Search the material for the string "object" and copy each line where it occurs.

» **Stored data**:
^^^^^^^^
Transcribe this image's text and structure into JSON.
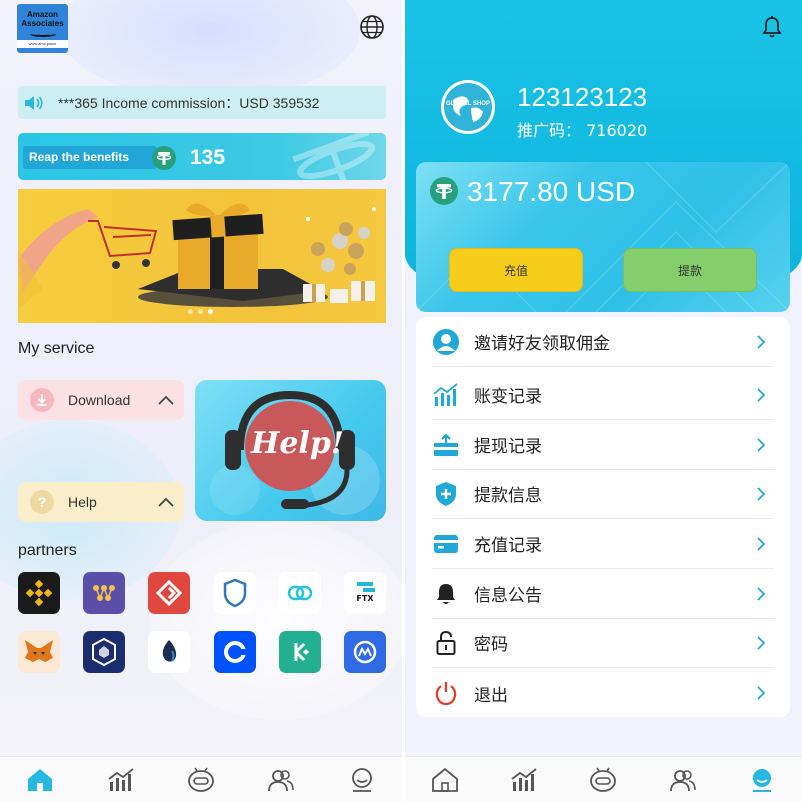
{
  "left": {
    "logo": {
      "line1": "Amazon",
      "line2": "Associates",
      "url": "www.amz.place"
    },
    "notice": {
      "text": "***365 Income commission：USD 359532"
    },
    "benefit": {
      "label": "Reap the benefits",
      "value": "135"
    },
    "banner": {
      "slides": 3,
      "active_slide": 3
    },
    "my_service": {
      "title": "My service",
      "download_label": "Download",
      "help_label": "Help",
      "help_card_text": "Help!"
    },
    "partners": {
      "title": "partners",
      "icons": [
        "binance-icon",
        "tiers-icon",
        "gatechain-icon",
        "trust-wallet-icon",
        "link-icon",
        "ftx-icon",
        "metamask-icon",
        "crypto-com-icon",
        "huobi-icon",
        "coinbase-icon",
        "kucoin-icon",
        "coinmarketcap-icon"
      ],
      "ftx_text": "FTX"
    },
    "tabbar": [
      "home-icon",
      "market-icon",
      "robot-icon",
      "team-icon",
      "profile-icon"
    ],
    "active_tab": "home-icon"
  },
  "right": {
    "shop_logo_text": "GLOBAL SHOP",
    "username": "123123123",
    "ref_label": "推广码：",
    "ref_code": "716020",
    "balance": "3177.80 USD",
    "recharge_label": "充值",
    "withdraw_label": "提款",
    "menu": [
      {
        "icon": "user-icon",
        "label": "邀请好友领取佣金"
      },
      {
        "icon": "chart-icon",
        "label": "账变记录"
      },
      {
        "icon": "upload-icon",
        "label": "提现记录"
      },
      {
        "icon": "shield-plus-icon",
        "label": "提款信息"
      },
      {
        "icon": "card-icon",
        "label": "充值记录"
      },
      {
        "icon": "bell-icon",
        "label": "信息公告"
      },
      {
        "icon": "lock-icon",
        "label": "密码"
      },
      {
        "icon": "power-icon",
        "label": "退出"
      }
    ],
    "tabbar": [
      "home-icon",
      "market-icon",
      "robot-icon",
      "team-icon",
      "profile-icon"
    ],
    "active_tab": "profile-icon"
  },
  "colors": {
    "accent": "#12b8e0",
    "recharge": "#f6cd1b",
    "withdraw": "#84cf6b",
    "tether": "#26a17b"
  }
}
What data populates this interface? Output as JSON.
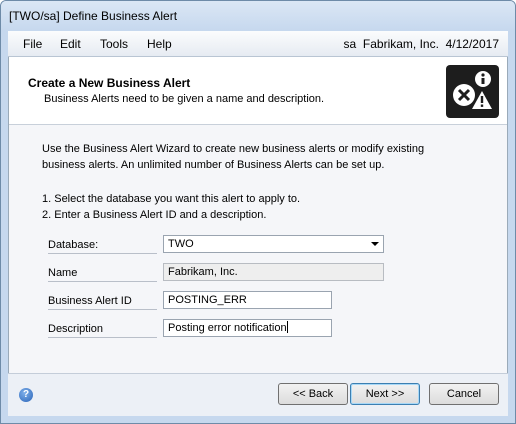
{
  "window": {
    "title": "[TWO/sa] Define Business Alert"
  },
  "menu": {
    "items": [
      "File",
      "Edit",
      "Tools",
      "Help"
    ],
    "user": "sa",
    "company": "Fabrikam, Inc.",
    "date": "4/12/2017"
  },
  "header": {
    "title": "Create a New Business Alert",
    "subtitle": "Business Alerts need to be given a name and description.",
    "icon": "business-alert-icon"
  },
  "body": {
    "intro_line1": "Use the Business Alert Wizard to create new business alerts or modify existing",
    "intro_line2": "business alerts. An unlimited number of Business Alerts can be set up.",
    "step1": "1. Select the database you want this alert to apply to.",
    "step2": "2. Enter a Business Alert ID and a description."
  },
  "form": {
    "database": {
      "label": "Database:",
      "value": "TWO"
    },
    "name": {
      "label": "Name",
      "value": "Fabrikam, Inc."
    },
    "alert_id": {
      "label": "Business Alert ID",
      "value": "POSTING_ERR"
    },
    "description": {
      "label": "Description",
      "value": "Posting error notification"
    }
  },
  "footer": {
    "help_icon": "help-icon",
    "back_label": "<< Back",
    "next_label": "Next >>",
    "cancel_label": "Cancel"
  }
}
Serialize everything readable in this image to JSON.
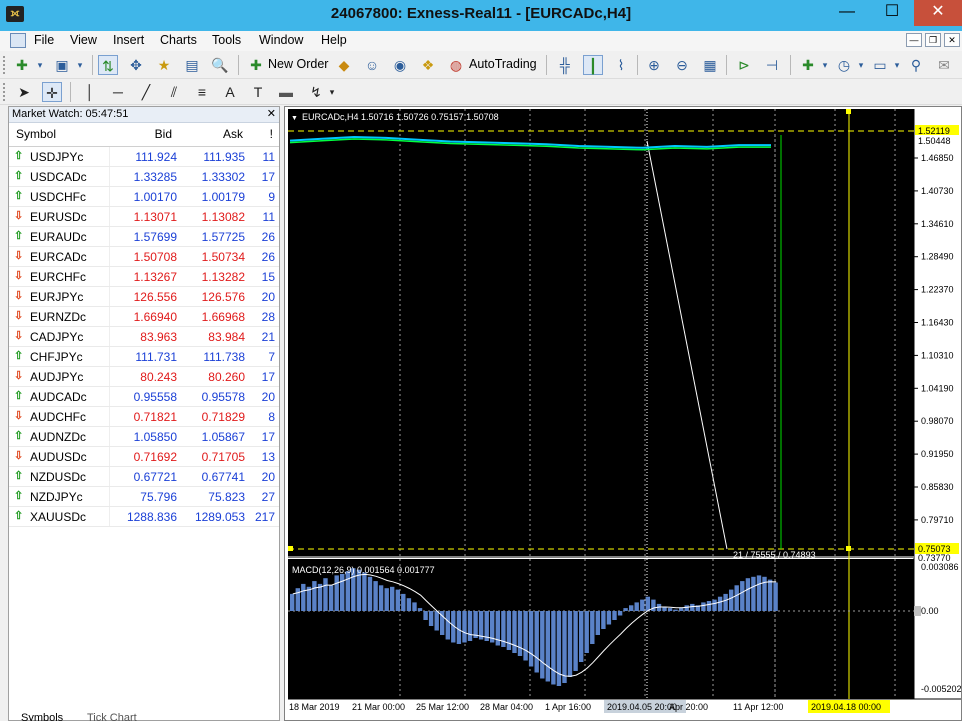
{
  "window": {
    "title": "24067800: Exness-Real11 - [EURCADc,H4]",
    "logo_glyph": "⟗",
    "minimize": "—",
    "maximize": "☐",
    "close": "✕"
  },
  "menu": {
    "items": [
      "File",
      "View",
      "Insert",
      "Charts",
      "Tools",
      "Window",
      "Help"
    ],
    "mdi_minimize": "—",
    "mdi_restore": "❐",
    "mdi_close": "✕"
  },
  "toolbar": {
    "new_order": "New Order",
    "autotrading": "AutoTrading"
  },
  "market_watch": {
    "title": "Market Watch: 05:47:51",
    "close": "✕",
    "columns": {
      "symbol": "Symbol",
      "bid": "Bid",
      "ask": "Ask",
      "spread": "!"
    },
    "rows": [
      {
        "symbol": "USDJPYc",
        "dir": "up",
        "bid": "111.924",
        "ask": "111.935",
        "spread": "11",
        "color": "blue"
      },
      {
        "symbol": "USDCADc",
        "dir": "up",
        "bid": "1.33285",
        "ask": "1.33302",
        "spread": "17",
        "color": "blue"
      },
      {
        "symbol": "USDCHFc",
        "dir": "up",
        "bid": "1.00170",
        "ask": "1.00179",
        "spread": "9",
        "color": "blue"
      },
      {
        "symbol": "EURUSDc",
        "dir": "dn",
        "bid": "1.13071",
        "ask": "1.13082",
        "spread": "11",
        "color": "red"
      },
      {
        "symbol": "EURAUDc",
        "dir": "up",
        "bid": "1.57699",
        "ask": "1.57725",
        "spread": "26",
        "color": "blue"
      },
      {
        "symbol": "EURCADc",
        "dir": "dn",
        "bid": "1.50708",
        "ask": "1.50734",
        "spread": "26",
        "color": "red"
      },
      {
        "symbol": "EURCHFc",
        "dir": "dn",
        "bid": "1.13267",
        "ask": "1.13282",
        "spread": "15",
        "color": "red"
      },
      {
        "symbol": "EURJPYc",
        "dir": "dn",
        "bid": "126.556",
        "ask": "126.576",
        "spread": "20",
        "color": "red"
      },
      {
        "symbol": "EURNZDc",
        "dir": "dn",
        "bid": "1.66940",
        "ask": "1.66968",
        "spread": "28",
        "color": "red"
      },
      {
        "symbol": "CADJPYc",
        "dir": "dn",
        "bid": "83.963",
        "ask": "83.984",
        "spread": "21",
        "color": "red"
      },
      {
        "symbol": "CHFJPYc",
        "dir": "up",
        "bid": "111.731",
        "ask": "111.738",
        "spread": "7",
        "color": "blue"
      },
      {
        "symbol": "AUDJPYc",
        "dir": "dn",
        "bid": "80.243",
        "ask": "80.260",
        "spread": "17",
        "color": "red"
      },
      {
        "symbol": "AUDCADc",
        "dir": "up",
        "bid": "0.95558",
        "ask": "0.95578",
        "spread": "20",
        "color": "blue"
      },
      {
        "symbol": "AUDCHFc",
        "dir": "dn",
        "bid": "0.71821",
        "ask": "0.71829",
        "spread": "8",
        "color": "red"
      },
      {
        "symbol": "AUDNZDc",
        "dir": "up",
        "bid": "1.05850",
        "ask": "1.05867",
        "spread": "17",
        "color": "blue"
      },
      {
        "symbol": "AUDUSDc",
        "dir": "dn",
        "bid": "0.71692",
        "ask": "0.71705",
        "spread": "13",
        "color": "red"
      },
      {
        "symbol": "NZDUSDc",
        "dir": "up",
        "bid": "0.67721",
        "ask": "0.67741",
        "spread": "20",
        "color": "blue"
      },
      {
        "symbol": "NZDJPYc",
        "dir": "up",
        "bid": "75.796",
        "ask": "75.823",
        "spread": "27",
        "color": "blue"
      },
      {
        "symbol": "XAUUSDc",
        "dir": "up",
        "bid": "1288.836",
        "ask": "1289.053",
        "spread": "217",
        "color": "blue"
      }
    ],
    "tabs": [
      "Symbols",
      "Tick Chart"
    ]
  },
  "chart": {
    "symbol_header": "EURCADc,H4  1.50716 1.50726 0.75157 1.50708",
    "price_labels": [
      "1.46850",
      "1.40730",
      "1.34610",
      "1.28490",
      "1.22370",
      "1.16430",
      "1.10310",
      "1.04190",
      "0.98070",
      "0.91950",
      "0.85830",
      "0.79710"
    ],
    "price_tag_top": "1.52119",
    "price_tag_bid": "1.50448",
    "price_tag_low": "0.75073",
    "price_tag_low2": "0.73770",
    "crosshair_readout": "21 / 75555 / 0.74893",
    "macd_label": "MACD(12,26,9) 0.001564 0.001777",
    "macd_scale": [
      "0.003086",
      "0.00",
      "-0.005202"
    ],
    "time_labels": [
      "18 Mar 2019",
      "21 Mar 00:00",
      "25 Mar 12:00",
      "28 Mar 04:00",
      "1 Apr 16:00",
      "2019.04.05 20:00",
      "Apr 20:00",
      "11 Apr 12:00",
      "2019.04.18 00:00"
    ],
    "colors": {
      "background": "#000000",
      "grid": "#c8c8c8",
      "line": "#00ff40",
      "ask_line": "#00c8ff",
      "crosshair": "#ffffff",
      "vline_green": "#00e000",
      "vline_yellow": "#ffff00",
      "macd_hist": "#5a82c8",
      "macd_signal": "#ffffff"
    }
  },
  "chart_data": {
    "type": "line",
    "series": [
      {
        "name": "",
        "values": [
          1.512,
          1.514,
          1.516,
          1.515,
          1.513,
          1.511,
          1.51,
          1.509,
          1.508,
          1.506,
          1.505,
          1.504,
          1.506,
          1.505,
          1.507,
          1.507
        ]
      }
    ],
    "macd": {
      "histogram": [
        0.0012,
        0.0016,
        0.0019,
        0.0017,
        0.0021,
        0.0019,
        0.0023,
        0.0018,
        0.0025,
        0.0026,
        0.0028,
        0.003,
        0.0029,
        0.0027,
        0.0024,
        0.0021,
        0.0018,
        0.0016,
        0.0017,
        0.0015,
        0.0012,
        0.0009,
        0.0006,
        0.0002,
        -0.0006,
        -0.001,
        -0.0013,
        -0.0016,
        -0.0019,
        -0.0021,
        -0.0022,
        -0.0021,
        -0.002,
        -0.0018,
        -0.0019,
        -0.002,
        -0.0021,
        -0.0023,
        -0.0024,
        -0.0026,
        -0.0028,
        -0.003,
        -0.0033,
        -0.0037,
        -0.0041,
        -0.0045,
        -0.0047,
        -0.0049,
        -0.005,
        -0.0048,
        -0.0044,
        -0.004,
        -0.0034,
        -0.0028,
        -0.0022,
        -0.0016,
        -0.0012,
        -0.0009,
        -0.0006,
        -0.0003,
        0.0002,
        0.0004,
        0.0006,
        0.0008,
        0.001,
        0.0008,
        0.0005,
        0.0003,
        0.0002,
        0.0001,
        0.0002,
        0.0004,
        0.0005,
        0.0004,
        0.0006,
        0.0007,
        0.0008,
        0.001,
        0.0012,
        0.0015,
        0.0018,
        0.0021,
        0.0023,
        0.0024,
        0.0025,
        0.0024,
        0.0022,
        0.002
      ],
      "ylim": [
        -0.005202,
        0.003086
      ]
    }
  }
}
^^^^^^^^
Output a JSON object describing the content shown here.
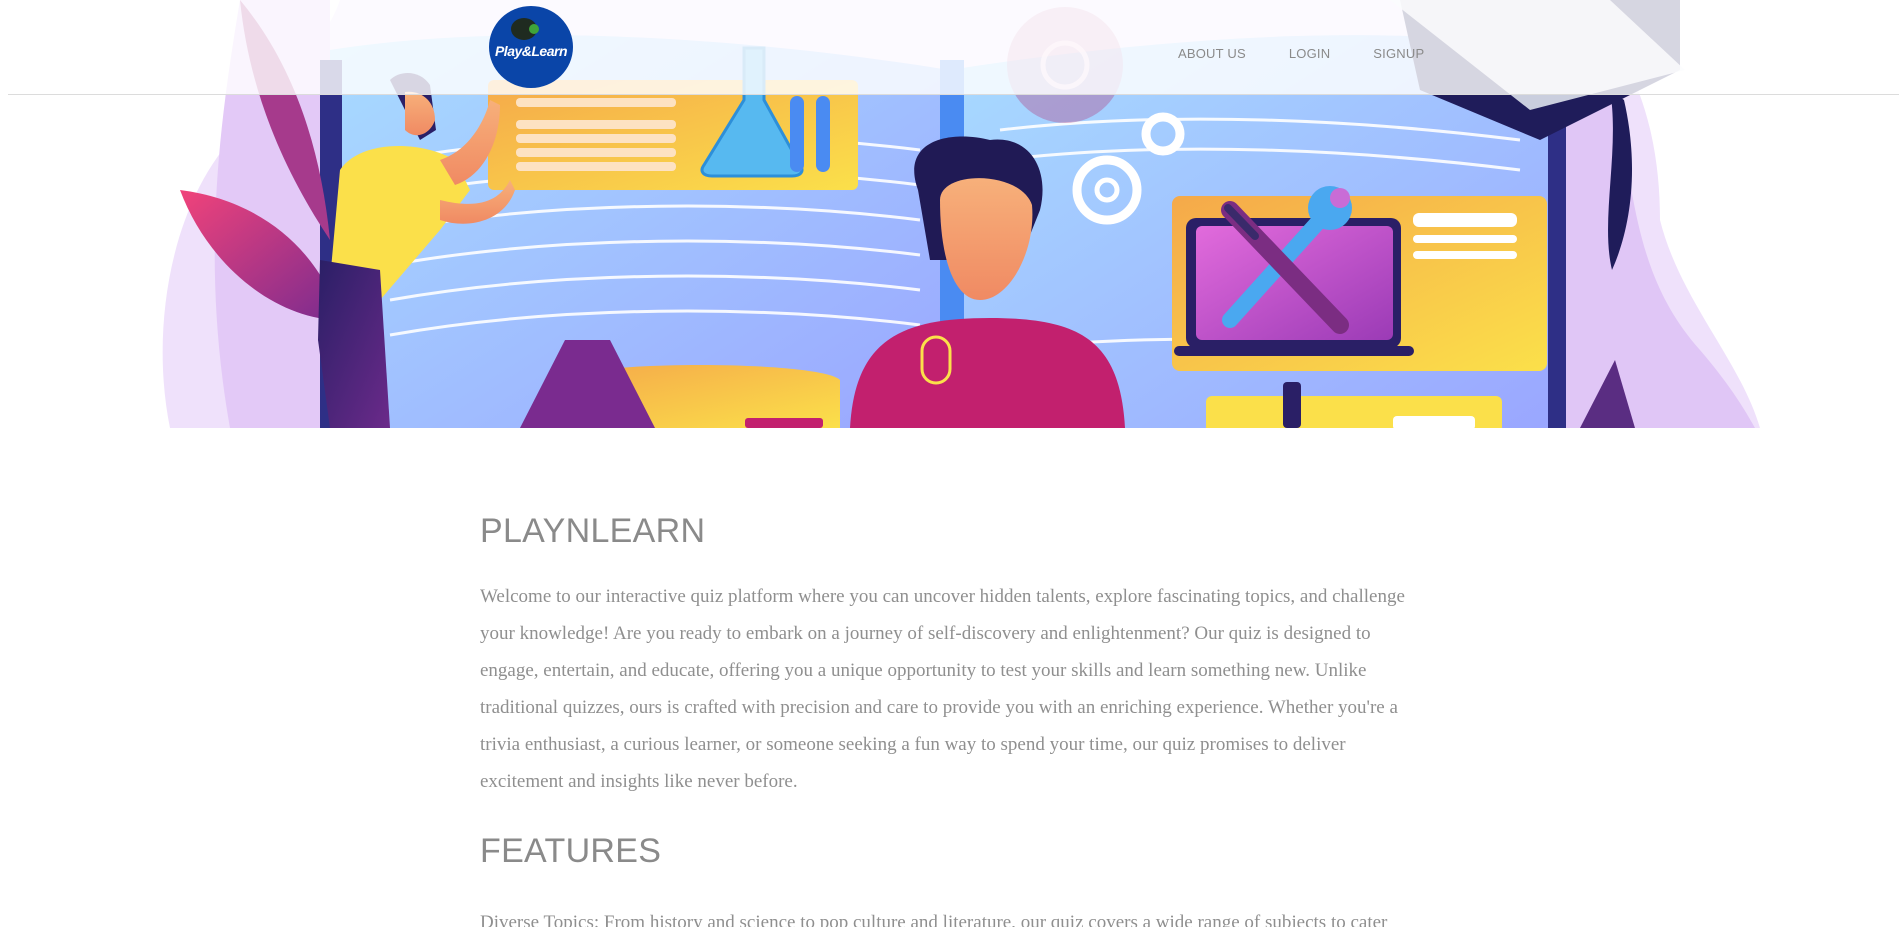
^^^^^^^^
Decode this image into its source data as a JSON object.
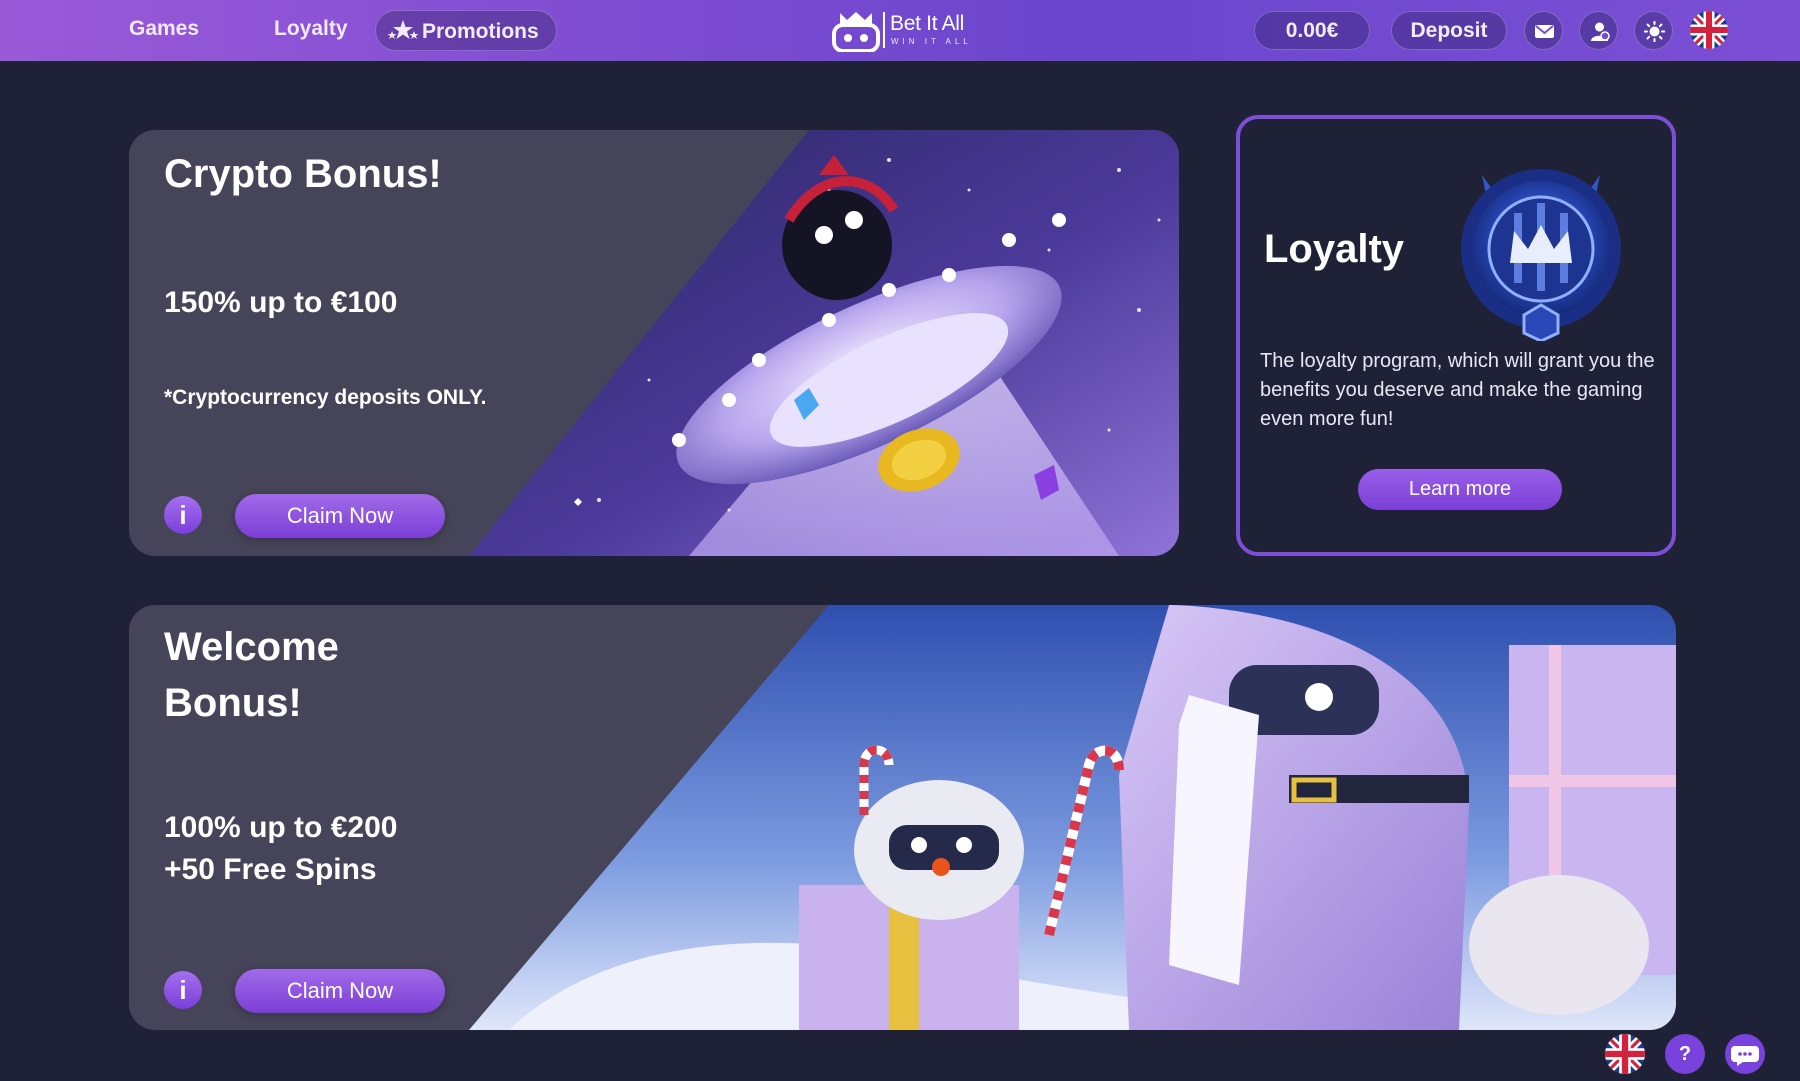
^^^^^^^^
» **Solution for this task**:
Output a JSON object describing the content shown here.
Decode this image into its source data as a JSON object.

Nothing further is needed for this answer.